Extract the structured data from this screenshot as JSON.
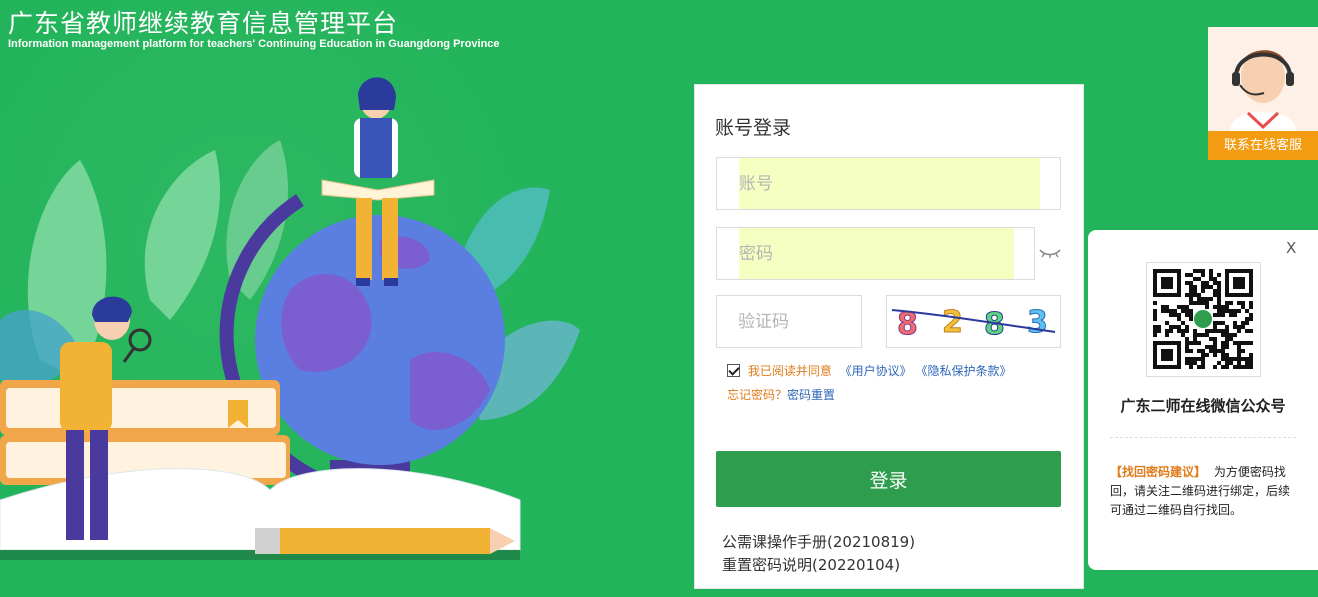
{
  "header": {
    "title": "广东省教师继续教育信息管理平台",
    "subtitle": "Information management platform for teachers' Continuing Education in Guangdong Province"
  },
  "login": {
    "title": "账号登录",
    "account_placeholder": "账号",
    "password_placeholder": "密码",
    "captcha_placeholder": "验证码",
    "captcha_text": "8283",
    "agree_prefix": "我已阅读并同意",
    "user_agreement": "《用户协议》",
    "privacy_policy": "《隐私保护条款》",
    "agree_checked": true,
    "forgot_password": "忘记密码？",
    "reset_password": "密码重置",
    "login_button": "登录",
    "links": [
      "公需课操作手册(20210819)",
      "重置密码说明(20220104)"
    ]
  },
  "customer_service": {
    "label": "联系在线客服"
  },
  "qr_panel": {
    "close": "X",
    "title": "广东二师在线微信公众号",
    "note_highlight": "【找回密码建议】",
    "note_text": "为方便密码找回，请关注二维码进行绑定，后续可通过二维码自行找回。"
  },
  "colors": {
    "background": "#22b45a",
    "button": "#2e9e4e",
    "accent_orange": "#e07b1a",
    "link_blue": "#2e66b8",
    "autofill_yellow": "#f6ffc2"
  }
}
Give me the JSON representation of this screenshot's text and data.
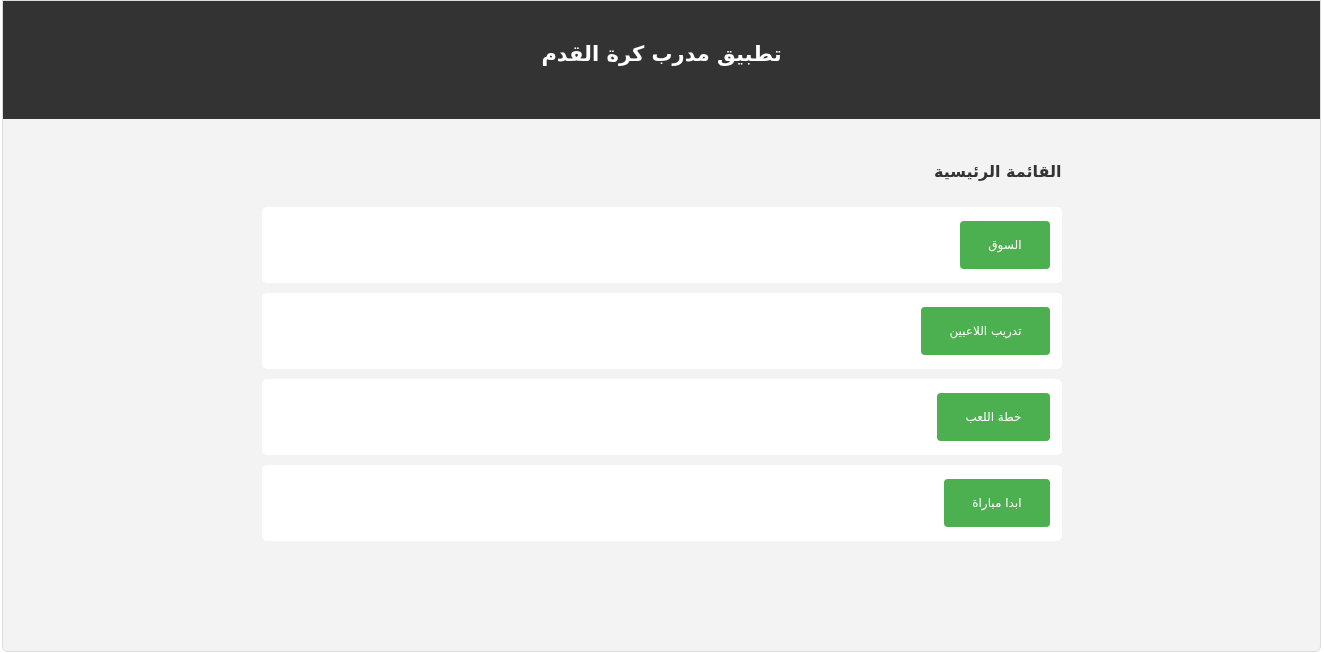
{
  "header": {
    "title": "تطبيق مدرب كرة القدم"
  },
  "menu": {
    "heading": "القائمة الرئيسية",
    "items": [
      {
        "label": "السوق"
      },
      {
        "label": "تدريب اللاعبين"
      },
      {
        "label": "خطة اللعب"
      },
      {
        "label": "ابدا مباراة"
      }
    ]
  }
}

+ + +

#### [THE REQUEST]
Return all of the entries exactly as written, but drop any pictures they hold.

#### [RESPONSE]
Extract the structured data from this screenshot as JSON.
{
  "header": {
    "title": "广东省教师继续教育信息管理平台",
    "subtitle": "Information management platform for teachers' Continuing Education in Guangdong Province"
  },
  "login": {
    "title": "账号登录",
    "account_placeholder": "账号",
    "password_placeholder": "密码",
    "captcha_placeholder": "验证码",
    "captcha_text": "8283",
    "agree_prefix": "我已阅读并同意",
    "user_agreement": "《用户协议》",
    "privacy_policy": "《隐私保护条款》",
    "agree_checked": true,
    "forgot_password": "忘记密码？",
    "reset_password": "密码重置",
    "login_button": "登录",
    "links": [
      "公需课操作手册(20210819)",
      "重置密码说明(20220104)"
    ]
  },
  "customer_service": {
    "label": "联系在线客服"
  },
  "qr_panel": {
    "close": "X",
    "title": "广东二师在线微信公众号",
    "note_highlight": "【找回密码建议】",
    "note_text": "为方便密码找回，请关注二维码进行绑定，后续可通过二维码自行找回。"
  },
  "colors": {
    "background": "#22b45a",
    "button": "#2e9e4e",
    "accent_orange": "#e07b1a",
    "link_blue": "#2e66b8",
    "autofill_yellow": "#f6ffc2"
  }
}
Give me the JSON representation of this screenshot's text and data.
{
  "header": {
    "title": "تطبيق مدرب كرة القدم"
  },
  "menu": {
    "heading": "القائمة الرئيسية",
    "items": [
      {
        "label": "السوق"
      },
      {
        "label": "تدريب اللاعبين"
      },
      {
        "label": "خطة اللعب"
      },
      {
        "label": "ابدا مباراة"
      }
    ]
  }
}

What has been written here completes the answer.